--- start of Stored rows ---
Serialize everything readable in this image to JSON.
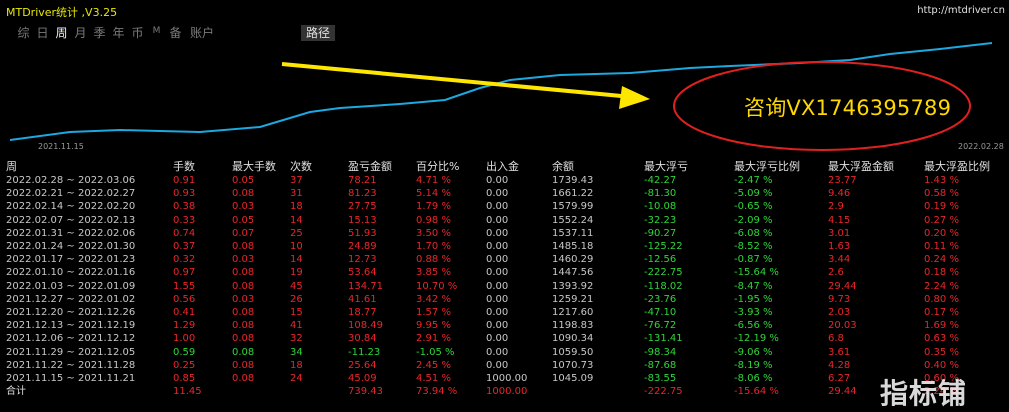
{
  "app": {
    "title": "MTDriver统计 ,V3.25",
    "url": "http://mtdriver.cn"
  },
  "tabs": [
    "综",
    "日",
    "周",
    "月",
    "季",
    "年",
    "币",
    "M",
    "备",
    "账户"
  ],
  "active_tab": "周",
  "path_button": "路径",
  "chart": {
    "x_start": "2021.11.15",
    "x_end": "2022.02.28",
    "line_color": "#1da8e0",
    "arrow_color": "#ffe600",
    "circle_color": "#e02020",
    "contact_text": "咨询VX1746395789"
  },
  "table": {
    "headers": [
      "周",
      "手数",
      "最大手数",
      "次数",
      "盈亏金额",
      "百分比%",
      "出入金",
      "余额",
      "最大浮亏",
      "最大浮亏比例",
      "最大浮盈金额",
      "最大浮盈比例"
    ],
    "rows": [
      [
        "2022.02.28 ~ 2022.03.06",
        "0.91",
        "0.05",
        "37",
        "78.21",
        "4.71 %",
        "0.00",
        "1739.43",
        "-42.27",
        "-2.47 %",
        "23.77",
        "1.43 %"
      ],
      [
        "2022.02.21 ~ 2022.02.27",
        "0.93",
        "0.08",
        "31",
        "81.23",
        "5.14 %",
        "0.00",
        "1661.22",
        "-81.30",
        "-5.09 %",
        "9.46",
        "0.58 %"
      ],
      [
        "2022.02.14 ~ 2022.02.20",
        "0.38",
        "0.03",
        "18",
        "27.75",
        "1.79 %",
        "0.00",
        "1579.99",
        "-10.08",
        "-0.65 %",
        "2.9",
        "0.19 %"
      ],
      [
        "2022.02.07 ~ 2022.02.13",
        "0.33",
        "0.05",
        "14",
        "15.13",
        "0.98 %",
        "0.00",
        "1552.24",
        "-32.23",
        "-2.09 %",
        "4.15",
        "0.27 %"
      ],
      [
        "2022.01.31 ~ 2022.02.06",
        "0.74",
        "0.07",
        "25",
        "51.93",
        "3.50 %",
        "0.00",
        "1537.11",
        "-90.27",
        "-6.08 %",
        "3.01",
        "0.20 %"
      ],
      [
        "2022.01.24 ~ 2022.01.30",
        "0.37",
        "0.08",
        "10",
        "24.89",
        "1.70 %",
        "0.00",
        "1485.18",
        "-125.22",
        "-8.52 %",
        "1.63",
        "0.11 %"
      ],
      [
        "2022.01.17 ~ 2022.01.23",
        "0.32",
        "0.03",
        "14",
        "12.73",
        "0.88 %",
        "0.00",
        "1460.29",
        "-12.56",
        "-0.87 %",
        "3.44",
        "0.24 %"
      ],
      [
        "2022.01.10 ~ 2022.01.16",
        "0.97",
        "0.08",
        "19",
        "53.64",
        "3.85 %",
        "0.00",
        "1447.56",
        "-222.75",
        "-15.64 %",
        "2.6",
        "0.18 %"
      ],
      [
        "2022.01.03 ~ 2022.01.09",
        "1.55",
        "0.08",
        "45",
        "134.71",
        "10.70 %",
        "0.00",
        "1393.92",
        "-118.02",
        "-8.47 %",
        "29.44",
        "2.24 %"
      ],
      [
        "2021.12.27 ~ 2022.01.02",
        "0.56",
        "0.03",
        "26",
        "41.61",
        "3.42 %",
        "0.00",
        "1259.21",
        "-23.76",
        "-1.95 %",
        "9.73",
        "0.80 %"
      ],
      [
        "2021.12.20 ~ 2021.12.26",
        "0.41",
        "0.08",
        "15",
        "18.77",
        "1.57 %",
        "0.00",
        "1217.60",
        "-47.10",
        "-3.93 %",
        "2.03",
        "0.17 %"
      ],
      [
        "2021.12.13 ~ 2021.12.19",
        "1.29",
        "0.08",
        "41",
        "108.49",
        "9.95 %",
        "0.00",
        "1198.83",
        "-76.72",
        "-6.56 %",
        "20.03",
        "1.69 %"
      ],
      [
        "2021.12.06 ~ 2021.12.12",
        "1.00",
        "0.08",
        "32",
        "30.84",
        "2.91 %",
        "0.00",
        "1090.34",
        "-131.41",
        "-12.19 %",
        "6.8",
        "0.63 %"
      ],
      [
        "2021.11.29 ~ 2021.12.05",
        "0.59",
        "0.08",
        "34",
        "-11.23",
        "-1.05 %",
        "0.00",
        "1059.50",
        "-98.34",
        "-9.06 %",
        "3.61",
        "0.35 %"
      ],
      [
        "2021.11.22 ~ 2021.11.28",
        "0.25",
        "0.08",
        "18",
        "25.64",
        "2.45 %",
        "0.00",
        "1070.73",
        "-87.68",
        "-8.19 %",
        "4.28",
        "0.40 %"
      ],
      [
        "2021.11.15 ~ 2021.11.21",
        "0.85",
        "0.08",
        "24",
        "45.09",
        "4.51 %",
        "1000.00",
        "1045.09",
        "-83.55",
        "-8.06 %",
        "6.27",
        "0.60 %"
      ]
    ],
    "summary": [
      "合计",
      "11.45",
      "",
      "",
      "739.43",
      "73.94 %",
      "1000.00",
      "",
      "-222.75",
      "-15.64 %",
      "29.44",
      "2.24 %"
    ]
  },
  "watermark": "指标铺"
}
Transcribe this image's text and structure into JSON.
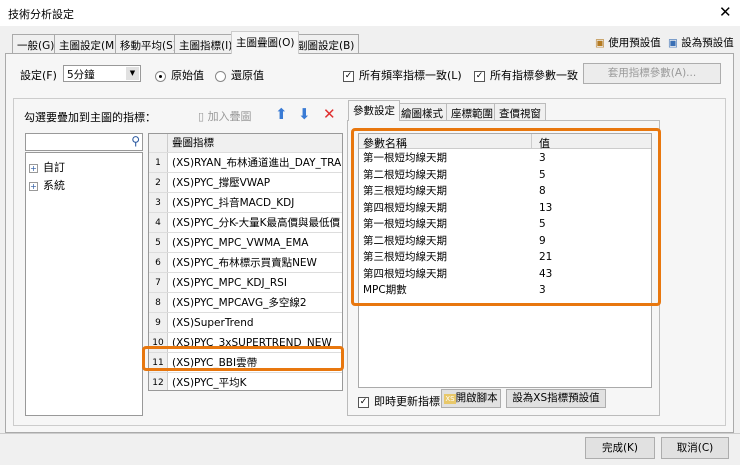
--- end of Stored rows ---
## What this task involves
Transcribe all of the entries word for word, but skip any pictures they contain.

## Solution for this exercise
Serialize everything readable in this image to JSON.
{
  "app": {
    "title": "MTDriver统计 ,V3.25",
    "url": "http://mtdriver.cn"
  },
  "tabs": [
    "综",
    "日",
    "周",
    "月",
    "季",
    "年",
    "币",
    "M",
    "备",
    "账户"
  ],
  "active_tab": "周",
  "path_button": "路径",
  "chart": {
    "x_start": "2021.11.15",
    "x_end": "2022.02.28",
    "line_color": "#1da8e0",
    "arrow_color": "#ffe600",
    "circle_color": "#e02020",
    "contact_text": "咨询VX1746395789"
  },
  "table": {
    "headers": [
      "周",
      "手数",
      "最大手数",
      "次数",
      "盈亏金额",
      "百分比%",
      "出入金",
      "余额",
      "最大浮亏",
      "最大浮亏比例",
      "最大浮盈金额",
      "最大浮盈比例"
    ],
    "rows": [
      [
        "2022.02.28 ~ 2022.03.06",
        "0.91",
        "0.05",
        "37",
        "78.21",
        "4.71 %",
        "0.00",
        "1739.43",
        "-42.27",
        "-2.47 %",
        "23.77",
        "1.43 %"
      ],
      [
        "2022.02.21 ~ 2022.02.27",
        "0.93",
        "0.08",
        "31",
        "81.23",
        "5.14 %",
        "0.00",
        "1661.22",
        "-81.30",
        "-5.09 %",
        "9.46",
        "0.58 %"
      ],
      [
        "2022.02.14 ~ 2022.02.20",
        "0.38",
        "0.03",
        "18",
        "27.75",
        "1.79 %",
        "0.00",
        "1579.99",
        "-10.08",
        "-0.65 %",
        "2.9",
        "0.19 %"
      ],
      [
        "2022.02.07 ~ 2022.02.13",
        "0.33",
        "0.05",
        "14",
        "15.13",
        "0.98 %",
        "0.00",
        "1552.24",
        "-32.23",
        "-2.09 %",
        "4.15",
        "0.27 %"
      ],
      [
        "2022.01.31 ~ 2022.02.06",
        "0.74",
        "0.07",
        "25",
        "51.93",
        "3.50 %",
        "0.00",
        "1537.11",
        "-90.27",
        "-6.08 %",
        "3.01",
        "0.20 %"
      ],
      [
        "2022.01.24 ~ 2022.01.30",
        "0.37",
        "0.08",
        "10",
        "24.89",
        "1.70 %",
        "0.00",
        "1485.18",
        "-125.22",
        "-8.52 %",
        "1.63",
        "0.11 %"
      ],
      [
        "2022.01.17 ~ 2022.01.23",
        "0.32",
        "0.03",
        "14",
        "12.73",
        "0.88 %",
        "0.00",
        "1460.29",
        "-12.56",
        "-0.87 %",
        "3.44",
        "0.24 %"
      ],
      [
        "2022.01.10 ~ 2022.01.16",
        "0.97",
        "0.08",
        "19",
        "53.64",
        "3.85 %",
        "0.00",
        "1447.56",
        "-222.75",
        "-15.64 %",
        "2.6",
        "0.18 %"
      ],
      [
        "2022.01.03 ~ 2022.01.09",
        "1.55",
        "0.08",
        "45",
        "134.71",
        "10.70 %",
        "0.00",
        "1393.92",
        "-118.02",
        "-8.47 %",
        "29.44",
        "2.24 %"
      ],
      [
        "2021.12.27 ~ 2022.01.02",
        "0.56",
        "0.03",
        "26",
        "41.61",
        "3.42 %",
        "0.00",
        "1259.21",
        "-23.76",
        "-1.95 %",
        "9.73",
        "0.80 %"
      ],
      [
        "2021.12.20 ~ 2021.12.26",
        "0.41",
        "0.08",
        "15",
        "18.77",
        "1.57 %",
        "0.00",
        "1217.60",
        "-47.10",
        "-3.93 %",
        "2.03",
        "0.17 %"
      ],
      [
        "2021.12.13 ~ 2021.12.19",
        "1.29",
        "0.08",
        "41",
        "108.49",
        "9.95 %",
        "0.00",
        "1198.83",
        "-76.72",
        "-6.56 %",
        "20.03",
        "1.69 %"
      ],
      [
        "2021.12.06 ~ 2021.12.12",
        "1.00",
        "0.08",
        "32",
        "30.84",
        "2.91 %",
        "0.00",
        "1090.34",
        "-131.41",
        "-12.19 %",
        "6.8",
        "0.63 %"
      ],
      [
        "2021.11.29 ~ 2021.12.05",
        "0.59",
        "0.08",
        "34",
        "-11.23",
        "-1.05 %",
        "0.00",
        "1059.50",
        "-98.34",
        "-9.06 %",
        "3.61",
        "0.35 %"
      ],
      [
        "2021.11.22 ~ 2021.11.28",
        "0.25",
        "0.08",
        "18",
        "25.64",
        "2.45 %",
        "0.00",
        "1070.73",
        "-87.68",
        "-8.19 %",
        "4.28",
        "0.40 %"
      ],
      [
        "2021.11.15 ~ 2021.11.21",
        "0.85",
        "0.08",
        "24",
        "45.09",
        "4.51 %",
        "1000.00",
        "1045.09",
        "-83.55",
        "-8.06 %",
        "6.27",
        "0.60 %"
      ]
    ],
    "summary": [
      "合计",
      "11.45",
      "",
      "",
      "739.43",
      "73.94 %",
      "1000.00",
      "",
      "-222.75",
      "-15.64 %",
      "29.44",
      "2.24 %"
    ]
  },
  "watermark": "指标铺"
}
Transcribe this image's text and structure into JSON.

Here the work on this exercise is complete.